> _Objective_: Repeat all the material exactly; pictures stay out of your copy.

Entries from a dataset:
--- begin ---

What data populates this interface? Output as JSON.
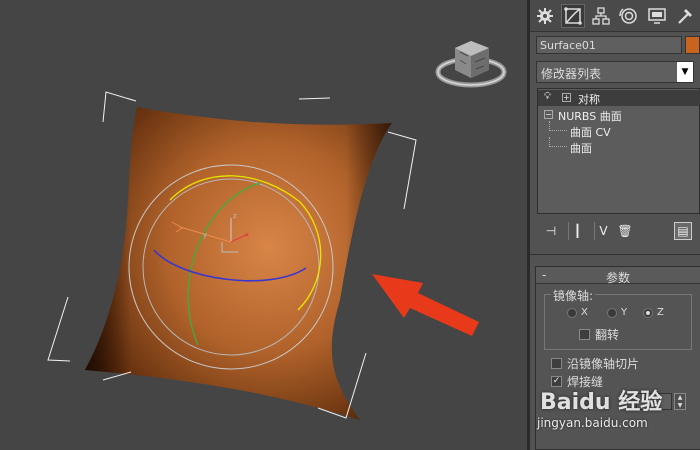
{
  "viewport": {
    "background": "#454545",
    "surface_color": "#b0622a",
    "arrow_color": "#e8391a"
  },
  "command_panel": {
    "tabs": [
      "create-icon",
      "modify-icon",
      "hierarchy-icon",
      "motion-icon",
      "display-icon",
      "utilities-icon"
    ],
    "active_tab": "modify-icon",
    "object_name": "Surface01",
    "object_color": "#c8641e",
    "modifier_list_label": "修改器列表",
    "stack": [
      {
        "label": "对称",
        "type": "modifier"
      },
      {
        "label": "NURBS 曲面",
        "type": "base"
      },
      {
        "label": "曲面 CV",
        "type": "sub"
      },
      {
        "label": "曲面",
        "type": "sub"
      }
    ]
  },
  "rollout": {
    "title": "参数",
    "mirror_axis_label": "镜像轴:",
    "axes": [
      {
        "label": "X",
        "selected": false
      },
      {
        "label": "Y",
        "selected": false
      },
      {
        "label": "Z",
        "selected": true
      }
    ],
    "flip_label": "翻转",
    "slice_label": "沿镜像轴切片",
    "weld_label": "焊接缝"
  },
  "watermark": {
    "brand": "Baidu 经验",
    "url": "jingyan.baidu.com"
  }
}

--- end ---

> _Written solution_:
What data populates this interface? Output as JSON.
{
  "viewport": {
    "background": "#454545",
    "surface_color": "#b0622a",
    "arrow_color": "#e8391a"
  },
  "command_panel": {
    "tabs": [
      "create-icon",
      "modify-icon",
      "hierarchy-icon",
      "motion-icon",
      "display-icon",
      "utilities-icon"
    ],
    "active_tab": "modify-icon",
    "object_name": "Surface01",
    "object_color": "#c8641e",
    "modifier_list_label": "修改器列表",
    "stack": [
      {
        "label": "对称",
        "type": "modifier"
      },
      {
        "label": "NURBS 曲面",
        "type": "base"
      },
      {
        "label": "曲面 CV",
        "type": "sub"
      },
      {
        "label": "曲面",
        "type": "sub"
      }
    ]
  },
  "rollout": {
    "title": "参数",
    "mirror_axis_label": "镜像轴:",
    "axes": [
      {
        "label": "X",
        "selected": false
      },
      {
        "label": "Y",
        "selected": false
      },
      {
        "label": "Z",
        "selected": true
      }
    ],
    "flip_label": "翻转",
    "slice_label": "沿镜像轴切片",
    "weld_label": "焊接缝"
  },
  "watermark": {
    "brand": "Baidu 经验",
    "url": "jingyan.baidu.com"
  }
}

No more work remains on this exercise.